## Set exercise
Pull out all lines from the listing below in which the word "object" appears.

Dataset records
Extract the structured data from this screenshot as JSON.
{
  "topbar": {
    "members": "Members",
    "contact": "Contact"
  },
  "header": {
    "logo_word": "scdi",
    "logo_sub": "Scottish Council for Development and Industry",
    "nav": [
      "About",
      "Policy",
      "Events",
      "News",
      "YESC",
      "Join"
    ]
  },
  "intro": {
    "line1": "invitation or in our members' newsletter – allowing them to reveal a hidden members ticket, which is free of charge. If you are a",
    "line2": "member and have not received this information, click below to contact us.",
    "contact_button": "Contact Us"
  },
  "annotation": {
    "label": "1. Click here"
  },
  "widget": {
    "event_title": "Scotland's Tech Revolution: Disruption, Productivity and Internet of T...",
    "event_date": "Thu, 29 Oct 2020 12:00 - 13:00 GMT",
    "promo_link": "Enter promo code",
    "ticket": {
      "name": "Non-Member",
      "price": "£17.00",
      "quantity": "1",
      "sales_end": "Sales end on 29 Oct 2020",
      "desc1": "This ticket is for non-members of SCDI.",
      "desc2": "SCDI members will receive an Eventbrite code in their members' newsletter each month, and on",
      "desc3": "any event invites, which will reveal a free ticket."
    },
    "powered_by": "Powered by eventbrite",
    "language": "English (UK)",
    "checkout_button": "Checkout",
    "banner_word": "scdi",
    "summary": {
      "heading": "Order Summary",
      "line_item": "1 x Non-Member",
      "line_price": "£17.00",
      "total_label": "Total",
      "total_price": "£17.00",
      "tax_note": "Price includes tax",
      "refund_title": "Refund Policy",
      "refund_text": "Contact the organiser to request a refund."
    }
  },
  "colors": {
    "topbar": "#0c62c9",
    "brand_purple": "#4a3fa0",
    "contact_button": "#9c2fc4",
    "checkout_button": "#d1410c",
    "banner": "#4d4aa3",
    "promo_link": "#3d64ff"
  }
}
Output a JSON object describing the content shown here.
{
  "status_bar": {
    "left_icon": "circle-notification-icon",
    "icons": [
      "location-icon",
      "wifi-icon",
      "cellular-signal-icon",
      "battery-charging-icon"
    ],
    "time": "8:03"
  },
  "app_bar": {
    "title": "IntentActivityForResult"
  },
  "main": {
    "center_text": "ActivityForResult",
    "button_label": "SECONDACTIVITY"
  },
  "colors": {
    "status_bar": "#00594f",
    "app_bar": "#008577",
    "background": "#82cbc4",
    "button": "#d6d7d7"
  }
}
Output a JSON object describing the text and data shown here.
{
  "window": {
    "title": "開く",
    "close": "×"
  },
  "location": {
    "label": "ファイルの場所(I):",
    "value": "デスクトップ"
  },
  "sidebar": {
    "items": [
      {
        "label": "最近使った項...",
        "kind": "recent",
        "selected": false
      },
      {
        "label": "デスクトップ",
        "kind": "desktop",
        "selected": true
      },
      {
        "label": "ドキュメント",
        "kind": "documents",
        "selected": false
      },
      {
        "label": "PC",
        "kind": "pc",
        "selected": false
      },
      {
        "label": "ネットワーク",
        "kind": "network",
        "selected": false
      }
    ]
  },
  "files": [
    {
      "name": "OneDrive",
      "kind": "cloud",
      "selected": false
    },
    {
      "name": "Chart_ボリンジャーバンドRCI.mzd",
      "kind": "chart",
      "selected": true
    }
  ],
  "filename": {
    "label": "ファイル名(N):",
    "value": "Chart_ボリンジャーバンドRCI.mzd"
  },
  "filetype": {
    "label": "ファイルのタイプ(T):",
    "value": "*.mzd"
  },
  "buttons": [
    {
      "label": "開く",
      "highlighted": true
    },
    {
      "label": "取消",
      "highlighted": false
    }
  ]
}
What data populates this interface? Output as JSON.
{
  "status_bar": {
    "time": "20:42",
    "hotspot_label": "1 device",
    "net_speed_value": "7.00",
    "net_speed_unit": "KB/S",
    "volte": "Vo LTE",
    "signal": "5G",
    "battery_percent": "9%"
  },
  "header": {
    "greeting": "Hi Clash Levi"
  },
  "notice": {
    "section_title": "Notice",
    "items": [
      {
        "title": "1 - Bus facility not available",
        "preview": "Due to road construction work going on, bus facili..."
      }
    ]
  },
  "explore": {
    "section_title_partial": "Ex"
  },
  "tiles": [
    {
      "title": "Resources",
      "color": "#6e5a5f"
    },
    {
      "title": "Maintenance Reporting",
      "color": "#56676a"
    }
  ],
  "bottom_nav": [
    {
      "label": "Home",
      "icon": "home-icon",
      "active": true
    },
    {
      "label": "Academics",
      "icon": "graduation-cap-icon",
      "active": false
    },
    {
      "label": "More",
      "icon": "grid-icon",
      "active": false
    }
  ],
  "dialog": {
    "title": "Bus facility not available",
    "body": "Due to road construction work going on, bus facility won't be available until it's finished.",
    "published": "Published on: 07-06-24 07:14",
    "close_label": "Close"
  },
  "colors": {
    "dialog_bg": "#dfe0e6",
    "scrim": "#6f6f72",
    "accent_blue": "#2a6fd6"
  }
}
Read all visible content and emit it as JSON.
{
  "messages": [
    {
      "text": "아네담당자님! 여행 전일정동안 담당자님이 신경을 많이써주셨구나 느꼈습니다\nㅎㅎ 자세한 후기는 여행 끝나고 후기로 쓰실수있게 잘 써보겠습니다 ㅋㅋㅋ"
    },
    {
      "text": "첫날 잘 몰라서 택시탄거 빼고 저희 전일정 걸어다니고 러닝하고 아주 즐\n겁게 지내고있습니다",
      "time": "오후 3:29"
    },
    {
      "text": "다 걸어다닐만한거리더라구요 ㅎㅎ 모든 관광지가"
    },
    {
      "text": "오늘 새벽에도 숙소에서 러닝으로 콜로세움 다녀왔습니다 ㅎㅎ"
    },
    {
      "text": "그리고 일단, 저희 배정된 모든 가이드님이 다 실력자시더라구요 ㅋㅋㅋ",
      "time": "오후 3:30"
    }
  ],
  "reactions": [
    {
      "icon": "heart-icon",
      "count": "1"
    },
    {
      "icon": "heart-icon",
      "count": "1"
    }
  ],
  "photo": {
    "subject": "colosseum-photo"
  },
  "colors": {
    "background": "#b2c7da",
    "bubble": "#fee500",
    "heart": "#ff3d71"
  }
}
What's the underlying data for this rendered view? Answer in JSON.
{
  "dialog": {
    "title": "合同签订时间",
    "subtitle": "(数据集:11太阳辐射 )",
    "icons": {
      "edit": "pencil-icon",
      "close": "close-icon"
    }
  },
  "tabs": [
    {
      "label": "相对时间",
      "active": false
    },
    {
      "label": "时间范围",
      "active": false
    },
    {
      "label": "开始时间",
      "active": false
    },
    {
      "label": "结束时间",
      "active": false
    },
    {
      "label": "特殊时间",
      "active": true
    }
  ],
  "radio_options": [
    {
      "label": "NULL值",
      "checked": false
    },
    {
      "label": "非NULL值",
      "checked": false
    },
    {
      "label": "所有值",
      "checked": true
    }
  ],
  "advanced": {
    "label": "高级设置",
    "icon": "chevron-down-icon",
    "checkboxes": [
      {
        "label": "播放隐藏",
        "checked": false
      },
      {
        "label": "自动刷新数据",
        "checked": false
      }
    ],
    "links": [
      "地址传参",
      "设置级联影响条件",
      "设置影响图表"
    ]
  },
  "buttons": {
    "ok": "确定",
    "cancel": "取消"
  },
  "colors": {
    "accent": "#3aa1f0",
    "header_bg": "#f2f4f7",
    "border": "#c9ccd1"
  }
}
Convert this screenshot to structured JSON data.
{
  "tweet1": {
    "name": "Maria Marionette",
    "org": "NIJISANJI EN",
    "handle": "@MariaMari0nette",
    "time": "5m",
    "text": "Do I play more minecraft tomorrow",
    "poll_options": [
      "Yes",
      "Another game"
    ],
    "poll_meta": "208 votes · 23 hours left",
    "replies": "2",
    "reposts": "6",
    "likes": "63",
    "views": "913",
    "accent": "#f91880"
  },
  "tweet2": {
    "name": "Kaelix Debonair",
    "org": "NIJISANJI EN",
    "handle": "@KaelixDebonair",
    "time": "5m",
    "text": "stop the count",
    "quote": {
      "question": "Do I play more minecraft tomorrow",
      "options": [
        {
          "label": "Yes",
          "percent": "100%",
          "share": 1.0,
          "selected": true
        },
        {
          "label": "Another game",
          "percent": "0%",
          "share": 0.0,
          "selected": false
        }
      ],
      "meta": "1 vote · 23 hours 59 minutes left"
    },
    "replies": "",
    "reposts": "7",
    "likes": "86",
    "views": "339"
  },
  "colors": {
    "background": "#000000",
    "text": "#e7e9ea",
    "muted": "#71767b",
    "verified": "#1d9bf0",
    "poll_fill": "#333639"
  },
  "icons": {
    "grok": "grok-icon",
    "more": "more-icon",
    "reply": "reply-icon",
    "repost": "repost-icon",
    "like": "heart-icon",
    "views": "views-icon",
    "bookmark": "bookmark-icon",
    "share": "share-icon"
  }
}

## Exercise result
Output a JSON object describing the content shown here.
Output a JSON object describing the text and data shown here.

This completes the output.